Instructions to follow
Print all of the entries exactly, minus the pictures.

[BEGIN The data]

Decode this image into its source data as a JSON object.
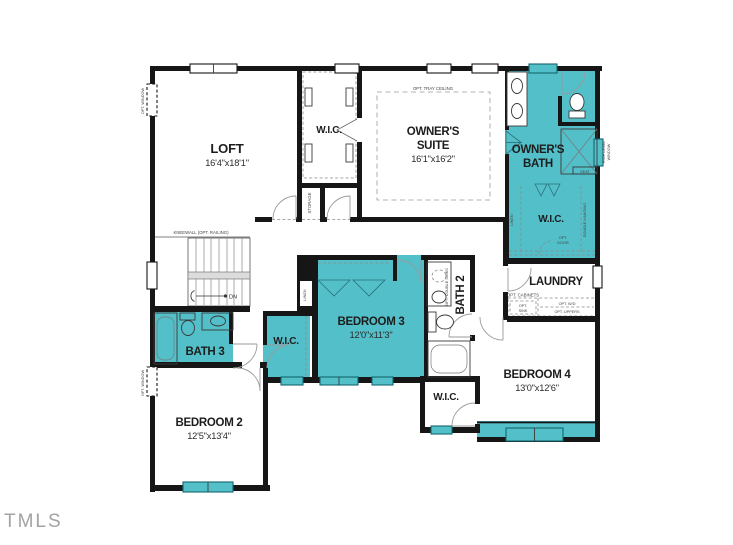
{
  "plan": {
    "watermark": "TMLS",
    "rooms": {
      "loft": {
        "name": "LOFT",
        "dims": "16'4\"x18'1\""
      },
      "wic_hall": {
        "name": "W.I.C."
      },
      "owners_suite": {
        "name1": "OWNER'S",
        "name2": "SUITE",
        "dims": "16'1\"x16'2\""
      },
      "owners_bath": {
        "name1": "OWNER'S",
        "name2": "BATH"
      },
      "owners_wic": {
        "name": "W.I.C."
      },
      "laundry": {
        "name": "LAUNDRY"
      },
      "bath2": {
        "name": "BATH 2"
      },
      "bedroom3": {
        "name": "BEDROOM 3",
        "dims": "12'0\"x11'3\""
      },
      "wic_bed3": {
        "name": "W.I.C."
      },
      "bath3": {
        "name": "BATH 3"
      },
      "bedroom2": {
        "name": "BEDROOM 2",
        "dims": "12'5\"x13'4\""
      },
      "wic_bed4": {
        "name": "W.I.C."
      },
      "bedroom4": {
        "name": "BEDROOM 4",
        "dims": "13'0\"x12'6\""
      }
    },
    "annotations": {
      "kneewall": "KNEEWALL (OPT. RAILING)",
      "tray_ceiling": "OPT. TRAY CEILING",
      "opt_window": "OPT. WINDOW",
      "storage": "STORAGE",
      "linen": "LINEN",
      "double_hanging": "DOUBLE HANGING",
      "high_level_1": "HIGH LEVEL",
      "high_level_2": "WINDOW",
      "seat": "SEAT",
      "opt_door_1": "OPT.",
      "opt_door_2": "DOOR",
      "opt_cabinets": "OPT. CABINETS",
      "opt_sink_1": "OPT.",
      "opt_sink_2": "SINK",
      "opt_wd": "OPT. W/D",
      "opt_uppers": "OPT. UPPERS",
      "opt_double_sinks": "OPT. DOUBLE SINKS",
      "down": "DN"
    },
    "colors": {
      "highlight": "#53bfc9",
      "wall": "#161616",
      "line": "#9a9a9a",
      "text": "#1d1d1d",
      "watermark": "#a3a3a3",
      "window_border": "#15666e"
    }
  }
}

[END The data]

Exercise answer
Decode this image into its source data as a JSON object.
{
  "plan": {
    "watermark": "TMLS",
    "rooms": {
      "loft": {
        "name": "LOFT",
        "dims": "16'4\"x18'1\""
      },
      "wic_hall": {
        "name": "W.I.C."
      },
      "owners_suite": {
        "name1": "OWNER'S",
        "name2": "SUITE",
        "dims": "16'1\"x16'2\""
      },
      "owners_bath": {
        "name1": "OWNER'S",
        "name2": "BATH"
      },
      "owners_wic": {
        "name": "W.I.C."
      },
      "laundry": {
        "name": "LAUNDRY"
      },
      "bath2": {
        "name": "BATH 2"
      },
      "bedroom3": {
        "name": "BEDROOM 3",
        "dims": "12'0\"x11'3\""
      },
      "wic_bed3": {
        "name": "W.I.C."
      },
      "bath3": {
        "name": "BATH 3"
      },
      "bedroom2": {
        "name": "BEDROOM 2",
        "dims": "12'5\"x13'4\""
      },
      "wic_bed4": {
        "name": "W.I.C."
      },
      "bedroom4": {
        "name": "BEDROOM 4",
        "dims": "13'0\"x12'6\""
      }
    },
    "annotations": {
      "kneewall": "KNEEWALL (OPT. RAILING)",
      "tray_ceiling": "OPT. TRAY CEILING",
      "opt_window": "OPT. WINDOW",
      "storage": "STORAGE",
      "linen": "LINEN",
      "double_hanging": "DOUBLE HANGING",
      "high_level_1": "HIGH LEVEL",
      "high_level_2": "WINDOW",
      "seat": "SEAT",
      "opt_door_1": "OPT.",
      "opt_door_2": "DOOR",
      "opt_cabinets": "OPT. CABINETS",
      "opt_sink_1": "OPT.",
      "opt_sink_2": "SINK",
      "opt_wd": "OPT. W/D",
      "opt_uppers": "OPT. UPPERS",
      "opt_double_sinks": "OPT. DOUBLE SINKS",
      "down": "DN"
    },
    "colors": {
      "highlight": "#53bfc9",
      "wall": "#161616",
      "line": "#9a9a9a",
      "text": "#1d1d1d",
      "watermark": "#a3a3a3",
      "window_border": "#15666e"
    }
  }
}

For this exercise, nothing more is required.